— BEGIN MATERIAL PROVIDED —
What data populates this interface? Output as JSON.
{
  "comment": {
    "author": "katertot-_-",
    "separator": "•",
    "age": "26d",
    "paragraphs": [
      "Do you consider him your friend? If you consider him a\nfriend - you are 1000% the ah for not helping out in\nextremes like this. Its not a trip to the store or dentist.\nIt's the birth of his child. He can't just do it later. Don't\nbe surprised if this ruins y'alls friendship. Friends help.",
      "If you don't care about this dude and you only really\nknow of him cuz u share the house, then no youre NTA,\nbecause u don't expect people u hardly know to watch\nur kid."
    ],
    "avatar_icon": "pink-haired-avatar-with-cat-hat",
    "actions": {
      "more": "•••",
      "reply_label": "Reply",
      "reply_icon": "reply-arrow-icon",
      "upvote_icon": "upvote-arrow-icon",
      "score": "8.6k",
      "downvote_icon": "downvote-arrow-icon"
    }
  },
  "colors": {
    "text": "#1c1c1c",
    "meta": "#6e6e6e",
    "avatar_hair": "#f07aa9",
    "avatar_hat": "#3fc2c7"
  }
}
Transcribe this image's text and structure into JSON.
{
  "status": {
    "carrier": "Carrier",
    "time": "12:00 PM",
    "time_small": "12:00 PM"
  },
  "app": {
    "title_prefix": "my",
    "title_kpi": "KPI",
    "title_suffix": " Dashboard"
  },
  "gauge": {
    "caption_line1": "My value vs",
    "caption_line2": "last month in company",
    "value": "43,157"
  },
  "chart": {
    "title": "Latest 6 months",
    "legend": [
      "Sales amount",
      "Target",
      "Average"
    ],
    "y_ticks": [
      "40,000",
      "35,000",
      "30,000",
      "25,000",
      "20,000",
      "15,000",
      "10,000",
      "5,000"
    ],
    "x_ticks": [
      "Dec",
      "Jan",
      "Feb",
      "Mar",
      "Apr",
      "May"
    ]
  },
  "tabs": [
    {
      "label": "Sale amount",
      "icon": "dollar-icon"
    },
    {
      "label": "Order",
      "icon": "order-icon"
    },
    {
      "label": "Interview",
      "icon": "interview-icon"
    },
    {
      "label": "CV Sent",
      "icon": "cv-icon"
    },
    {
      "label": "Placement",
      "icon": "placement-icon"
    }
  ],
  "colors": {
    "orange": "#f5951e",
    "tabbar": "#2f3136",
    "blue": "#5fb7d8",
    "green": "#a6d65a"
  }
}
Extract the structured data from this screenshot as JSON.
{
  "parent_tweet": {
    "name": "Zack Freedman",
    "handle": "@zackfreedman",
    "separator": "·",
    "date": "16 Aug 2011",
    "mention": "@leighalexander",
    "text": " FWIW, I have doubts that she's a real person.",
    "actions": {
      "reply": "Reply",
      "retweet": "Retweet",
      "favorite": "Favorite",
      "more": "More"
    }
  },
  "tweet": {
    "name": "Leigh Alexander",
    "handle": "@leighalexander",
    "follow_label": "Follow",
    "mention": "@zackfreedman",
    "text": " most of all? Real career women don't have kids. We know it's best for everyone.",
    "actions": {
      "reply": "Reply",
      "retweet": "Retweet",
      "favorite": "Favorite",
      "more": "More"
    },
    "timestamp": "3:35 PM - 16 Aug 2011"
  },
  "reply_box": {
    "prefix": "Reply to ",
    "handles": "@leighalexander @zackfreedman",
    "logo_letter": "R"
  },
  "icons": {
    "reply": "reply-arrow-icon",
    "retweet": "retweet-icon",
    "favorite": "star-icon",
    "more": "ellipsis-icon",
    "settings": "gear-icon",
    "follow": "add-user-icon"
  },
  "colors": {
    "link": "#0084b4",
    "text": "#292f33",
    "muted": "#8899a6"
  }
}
— END MATERIAL PROVIDED —
TASK GOAL. Transcribe all lines as written.

CORRECT RESULT.
What data populates this interface? Output as JSON.
{
  "comment": {
    "author": "katertot-_-",
    "separator": "•",
    "age": "26d",
    "paragraphs": [
      "Do you consider him your friend? If you consider him a\nfriend - you are 1000% the ah for not helping out in\nextremes like this. Its not a trip to the store or dentist.\nIt's the birth of his child. He can't just do it later. Don't\nbe surprised if this ruins y'alls friendship. Friends help.",
      "If you don't care about this dude and you only really\nknow of him cuz u share the house, then no youre NTA,\nbecause u don't expect people u hardly know to watch\nur kid."
    ],
    "avatar_icon": "pink-haired-avatar-with-cat-hat",
    "actions": {
      "more": "•••",
      "reply_label": "Reply",
      "reply_icon": "reply-arrow-icon",
      "upvote_icon": "upvote-arrow-icon",
      "score": "8.6k",
      "downvote_icon": "downvote-arrow-icon"
    }
  },
  "colors": {
    "text": "#1c1c1c",
    "meta": "#6e6e6e",
    "avatar_hair": "#f07aa9",
    "avatar_hat": "#3fc2c7"
  }
}
Transcribe this image's text and structure into JSON.
{
  "status": {
    "carrier": "Carrier",
    "time": "12:00 PM",
    "time_small": "12:00 PM"
  },
  "app": {
    "title_prefix": "my",
    "title_kpi": "KPI",
    "title_suffix": " Dashboard"
  },
  "gauge": {
    "caption_line1": "My value vs",
    "caption_line2": "last month in company",
    "value": "43,157"
  },
  "chart": {
    "title": "Latest 6 months",
    "legend": [
      "Sales amount",
      "Target",
      "Average"
    ],
    "y_ticks": [
      "40,000",
      "35,000",
      "30,000",
      "25,000",
      "20,000",
      "15,000",
      "10,000",
      "5,000"
    ],
    "x_ticks": [
      "Dec",
      "Jan",
      "Feb",
      "Mar",
      "Apr",
      "May"
    ]
  },
  "tabs": [
    {
      "label": "Sale amount",
      "icon": "dollar-icon"
    },
    {
      "label": "Order",
      "icon": "order-icon"
    },
    {
      "label": "Interview",
      "icon": "interview-icon"
    },
    {
      "label": "CV Sent",
      "icon": "cv-icon"
    },
    {
      "label": "Placement",
      "icon": "placement-icon"
    }
  ],
  "colors": {
    "orange": "#f5951e",
    "tabbar": "#2f3136",
    "blue": "#5fb7d8",
    "green": "#a6d65a"
  }
}
Extract the structured data from this screenshot as JSON.
{
  "parent_tweet": {
    "name": "Zack Freedman",
    "handle": "@zackfreedman",
    "separator": "·",
    "date": "16 Aug 2011",
    "mention": "@leighalexander",
    "text": " FWIW, I have doubts that she's a real person.",
    "actions": {
      "reply": "Reply",
      "retweet": "Retweet",
      "favorite": "Favorite",
      "more": "More"
    }
  },
  "tweet": {
    "name": "Leigh Alexander",
    "handle": "@leighalexander",
    "follow_label": "Follow",
    "mention": "@zackfreedman",
    "text": " most of all? Real career women don't have kids. We know it's best for everyone.",
    "actions": {
      "reply": "Reply",
      "retweet": "Retweet",
      "favorite": "Favorite",
      "more": "More"
    },
    "timestamp": "3:35 PM - 16 Aug 2011"
  },
  "reply_box": {
    "prefix": "Reply to ",
    "handles": "@leighalexander @zackfreedman",
    "logo_letter": "R"
  },
  "icons": {
    "reply": "reply-arrow-icon",
    "retweet": "retweet-icon",
    "favorite": "star-icon",
    "more": "ellipsis-icon",
    "settings": "gear-icon",
    "follow": "add-user-icon"
  },
  "colors": {
    "link": "#0084b4",
    "text": "#292f33",
    "muted": "#8899a6"
  }
}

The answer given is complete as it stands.